▸ **WRITTEN EXERCISE**: Report, word for word, every line of the material that contains "library".

Stored items from a collection:
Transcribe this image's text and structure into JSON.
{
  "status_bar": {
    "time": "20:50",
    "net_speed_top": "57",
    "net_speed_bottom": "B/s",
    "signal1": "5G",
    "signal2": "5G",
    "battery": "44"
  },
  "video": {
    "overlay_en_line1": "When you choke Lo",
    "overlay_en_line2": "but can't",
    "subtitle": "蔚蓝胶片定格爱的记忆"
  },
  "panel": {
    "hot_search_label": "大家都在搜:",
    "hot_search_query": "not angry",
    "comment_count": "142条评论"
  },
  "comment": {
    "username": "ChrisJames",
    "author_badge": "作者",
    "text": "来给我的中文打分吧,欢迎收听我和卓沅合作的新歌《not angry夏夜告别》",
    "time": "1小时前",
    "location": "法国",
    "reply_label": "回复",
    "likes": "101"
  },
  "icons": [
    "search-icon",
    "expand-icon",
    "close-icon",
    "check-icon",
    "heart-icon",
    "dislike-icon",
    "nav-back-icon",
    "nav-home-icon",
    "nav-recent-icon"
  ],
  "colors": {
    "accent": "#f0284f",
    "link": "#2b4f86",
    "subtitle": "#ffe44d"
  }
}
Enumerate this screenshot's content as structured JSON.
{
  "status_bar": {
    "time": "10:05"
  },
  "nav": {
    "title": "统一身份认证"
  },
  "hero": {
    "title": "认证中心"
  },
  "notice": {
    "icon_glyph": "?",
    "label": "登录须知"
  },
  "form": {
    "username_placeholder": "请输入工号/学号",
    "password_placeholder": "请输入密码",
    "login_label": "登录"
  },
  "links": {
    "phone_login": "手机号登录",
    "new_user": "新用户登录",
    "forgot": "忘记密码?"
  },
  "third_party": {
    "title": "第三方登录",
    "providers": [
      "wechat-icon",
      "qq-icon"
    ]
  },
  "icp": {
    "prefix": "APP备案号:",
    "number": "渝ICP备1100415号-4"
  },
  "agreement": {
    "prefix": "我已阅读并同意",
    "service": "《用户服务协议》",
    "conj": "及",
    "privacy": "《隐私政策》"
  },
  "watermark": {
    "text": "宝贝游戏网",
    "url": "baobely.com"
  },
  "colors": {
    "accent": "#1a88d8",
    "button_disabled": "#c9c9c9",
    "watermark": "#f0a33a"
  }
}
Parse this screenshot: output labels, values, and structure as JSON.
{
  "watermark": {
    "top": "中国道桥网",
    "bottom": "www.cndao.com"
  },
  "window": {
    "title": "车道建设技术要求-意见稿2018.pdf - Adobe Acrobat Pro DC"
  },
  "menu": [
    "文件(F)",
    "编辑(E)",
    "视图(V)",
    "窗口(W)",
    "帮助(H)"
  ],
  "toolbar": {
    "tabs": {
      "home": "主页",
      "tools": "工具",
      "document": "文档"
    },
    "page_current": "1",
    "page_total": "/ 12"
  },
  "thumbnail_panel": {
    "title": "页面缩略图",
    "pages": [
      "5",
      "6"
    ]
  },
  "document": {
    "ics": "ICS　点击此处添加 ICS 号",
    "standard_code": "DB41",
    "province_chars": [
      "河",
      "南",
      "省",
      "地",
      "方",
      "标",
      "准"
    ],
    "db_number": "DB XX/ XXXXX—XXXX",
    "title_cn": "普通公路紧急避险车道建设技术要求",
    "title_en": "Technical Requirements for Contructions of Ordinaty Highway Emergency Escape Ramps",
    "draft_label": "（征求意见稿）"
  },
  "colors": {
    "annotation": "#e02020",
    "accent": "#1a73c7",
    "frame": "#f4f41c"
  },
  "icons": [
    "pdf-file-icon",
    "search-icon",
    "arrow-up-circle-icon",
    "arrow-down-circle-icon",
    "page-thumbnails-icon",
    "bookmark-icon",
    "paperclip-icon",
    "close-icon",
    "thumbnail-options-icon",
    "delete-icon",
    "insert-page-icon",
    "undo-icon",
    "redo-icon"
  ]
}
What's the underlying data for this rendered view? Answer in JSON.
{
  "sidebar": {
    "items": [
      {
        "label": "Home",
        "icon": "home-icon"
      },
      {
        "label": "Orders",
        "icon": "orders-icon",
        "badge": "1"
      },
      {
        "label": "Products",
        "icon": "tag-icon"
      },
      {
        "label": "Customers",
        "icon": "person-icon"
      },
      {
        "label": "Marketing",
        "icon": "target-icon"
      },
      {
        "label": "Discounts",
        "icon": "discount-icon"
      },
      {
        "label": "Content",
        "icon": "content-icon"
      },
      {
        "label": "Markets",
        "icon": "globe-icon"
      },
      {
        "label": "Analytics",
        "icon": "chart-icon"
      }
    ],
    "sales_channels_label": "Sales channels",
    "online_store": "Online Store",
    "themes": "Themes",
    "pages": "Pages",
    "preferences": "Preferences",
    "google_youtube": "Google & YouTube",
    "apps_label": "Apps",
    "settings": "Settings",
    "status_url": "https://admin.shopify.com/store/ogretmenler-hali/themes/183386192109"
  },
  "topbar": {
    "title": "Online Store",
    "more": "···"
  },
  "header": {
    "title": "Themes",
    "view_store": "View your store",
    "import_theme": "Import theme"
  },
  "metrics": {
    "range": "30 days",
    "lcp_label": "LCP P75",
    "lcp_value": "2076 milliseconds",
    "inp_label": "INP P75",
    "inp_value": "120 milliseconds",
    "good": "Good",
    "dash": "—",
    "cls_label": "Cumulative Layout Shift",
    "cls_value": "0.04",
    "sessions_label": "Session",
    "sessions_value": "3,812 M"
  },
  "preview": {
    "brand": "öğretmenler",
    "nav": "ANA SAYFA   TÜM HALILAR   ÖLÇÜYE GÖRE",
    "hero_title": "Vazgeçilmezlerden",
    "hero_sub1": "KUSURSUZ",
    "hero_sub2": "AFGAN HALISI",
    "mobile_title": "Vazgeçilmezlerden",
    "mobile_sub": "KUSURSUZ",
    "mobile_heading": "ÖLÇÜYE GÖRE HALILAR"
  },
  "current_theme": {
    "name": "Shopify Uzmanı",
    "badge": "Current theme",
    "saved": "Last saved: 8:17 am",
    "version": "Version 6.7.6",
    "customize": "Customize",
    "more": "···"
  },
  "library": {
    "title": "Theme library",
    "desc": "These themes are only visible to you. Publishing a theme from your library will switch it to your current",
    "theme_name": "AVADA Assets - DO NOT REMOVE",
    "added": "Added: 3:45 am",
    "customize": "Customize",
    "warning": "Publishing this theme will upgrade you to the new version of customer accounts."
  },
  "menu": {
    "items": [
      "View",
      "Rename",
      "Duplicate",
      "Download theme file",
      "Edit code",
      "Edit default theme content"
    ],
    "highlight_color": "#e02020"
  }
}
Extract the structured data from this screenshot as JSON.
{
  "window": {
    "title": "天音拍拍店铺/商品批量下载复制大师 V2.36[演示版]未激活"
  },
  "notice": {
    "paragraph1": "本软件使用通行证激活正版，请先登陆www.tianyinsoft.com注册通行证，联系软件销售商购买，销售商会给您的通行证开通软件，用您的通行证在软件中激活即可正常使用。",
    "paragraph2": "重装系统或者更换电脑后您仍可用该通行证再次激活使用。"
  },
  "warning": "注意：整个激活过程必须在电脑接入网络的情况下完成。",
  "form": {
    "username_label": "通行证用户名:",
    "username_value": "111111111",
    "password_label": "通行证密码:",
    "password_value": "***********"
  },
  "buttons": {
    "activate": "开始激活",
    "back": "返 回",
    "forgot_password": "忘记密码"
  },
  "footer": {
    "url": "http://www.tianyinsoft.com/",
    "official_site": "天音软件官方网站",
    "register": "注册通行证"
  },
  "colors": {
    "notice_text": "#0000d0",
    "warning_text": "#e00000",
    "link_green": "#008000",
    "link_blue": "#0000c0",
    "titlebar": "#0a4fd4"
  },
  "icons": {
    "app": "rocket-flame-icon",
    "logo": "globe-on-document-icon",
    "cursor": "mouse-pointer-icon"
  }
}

▸ **WORKED ANSWER**:
  "library": {
    "title": "Theme library",
    "desc": "These themes are only visible to you. Publishing a theme from your library will switch it to your current",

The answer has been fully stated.